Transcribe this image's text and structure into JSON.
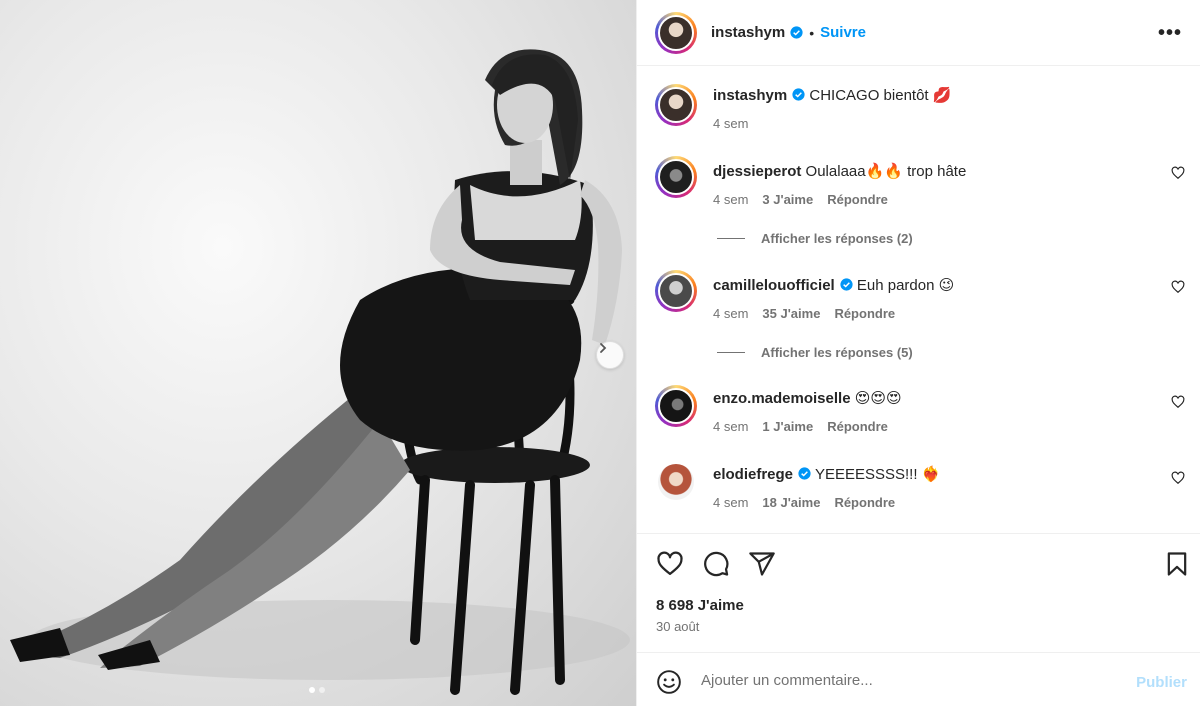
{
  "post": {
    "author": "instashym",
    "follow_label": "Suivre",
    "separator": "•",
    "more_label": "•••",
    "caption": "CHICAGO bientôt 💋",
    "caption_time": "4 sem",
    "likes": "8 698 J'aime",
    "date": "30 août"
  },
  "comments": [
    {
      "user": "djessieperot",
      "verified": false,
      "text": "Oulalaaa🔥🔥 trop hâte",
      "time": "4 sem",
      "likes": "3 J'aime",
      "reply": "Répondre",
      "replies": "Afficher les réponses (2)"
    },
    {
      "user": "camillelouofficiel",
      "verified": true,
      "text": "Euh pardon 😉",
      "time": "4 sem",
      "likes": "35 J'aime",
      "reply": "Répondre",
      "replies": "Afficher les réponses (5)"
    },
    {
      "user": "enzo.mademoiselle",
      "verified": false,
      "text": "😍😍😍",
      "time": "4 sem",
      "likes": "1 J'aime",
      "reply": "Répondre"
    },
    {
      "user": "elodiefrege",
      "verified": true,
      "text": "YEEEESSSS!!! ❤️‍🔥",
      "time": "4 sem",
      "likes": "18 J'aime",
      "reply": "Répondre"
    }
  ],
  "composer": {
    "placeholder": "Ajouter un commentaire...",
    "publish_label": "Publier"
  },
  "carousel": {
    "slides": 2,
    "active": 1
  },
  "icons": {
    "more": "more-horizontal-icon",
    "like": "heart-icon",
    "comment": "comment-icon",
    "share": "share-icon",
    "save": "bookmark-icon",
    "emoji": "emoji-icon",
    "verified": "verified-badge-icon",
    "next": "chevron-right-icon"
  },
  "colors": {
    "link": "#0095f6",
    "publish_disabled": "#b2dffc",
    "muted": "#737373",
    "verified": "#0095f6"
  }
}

::::

▶ _Task brief_
Ignore the images and quote every line of the listing exactly.

▶ _Problem solution_
Transcribe this image's text and structure into JSON.
{
  "post": {
    "author": "instashym",
    "follow_label": "Suivre",
    "separator": "•",
    "more_label": "•••",
    "caption": "CHICAGO bientôt 💋",
    "caption_time": "4 sem",
    "likes": "8 698 J'aime",
    "date": "30 août"
  },
  "comments": [
    {
      "user": "djessieperot",
      "verified": false,
      "text": "Oulalaaa🔥🔥 trop hâte",
      "time": "4 sem",
      "likes": "3 J'aime",
      "reply": "Répondre",
      "replies": "Afficher les réponses (2)"
    },
    {
      "user": "camillelouofficiel",
      "verified": true,
      "text": "Euh pardon 😉",
      "time": "4 sem",
      "likes": "35 J'aime",
      "reply": "Répondre",
      "replies": "Afficher les réponses (5)"
    },
    {
      "user": "enzo.mademoiselle",
      "verified": false,
      "text": "😍😍😍",
      "time": "4 sem",
      "likes": "1 J'aime",
      "reply": "Répondre"
    },
    {
      "user": "elodiefrege",
      "verified": true,
      "text": "YEEEESSSS!!! ❤️‍🔥",
      "time": "4 sem",
      "likes": "18 J'aime",
      "reply": "Répondre"
    }
  ],
  "composer": {
    "placeholder": "Ajouter un commentaire...",
    "publish_label": "Publier"
  },
  "carousel": {
    "slides": 2,
    "active": 1
  },
  "icons": {
    "more": "more-horizontal-icon",
    "like": "heart-icon",
    "comment": "comment-icon",
    "share": "share-icon",
    "save": "bookmark-icon",
    "emoji": "emoji-icon",
    "verified": "verified-badge-icon",
    "next": "chevron-right-icon"
  },
  "colors": {
    "link": "#0095f6",
    "publish_disabled": "#b2dffc",
    "muted": "#737373",
    "verified": "#0095f6"
  }
}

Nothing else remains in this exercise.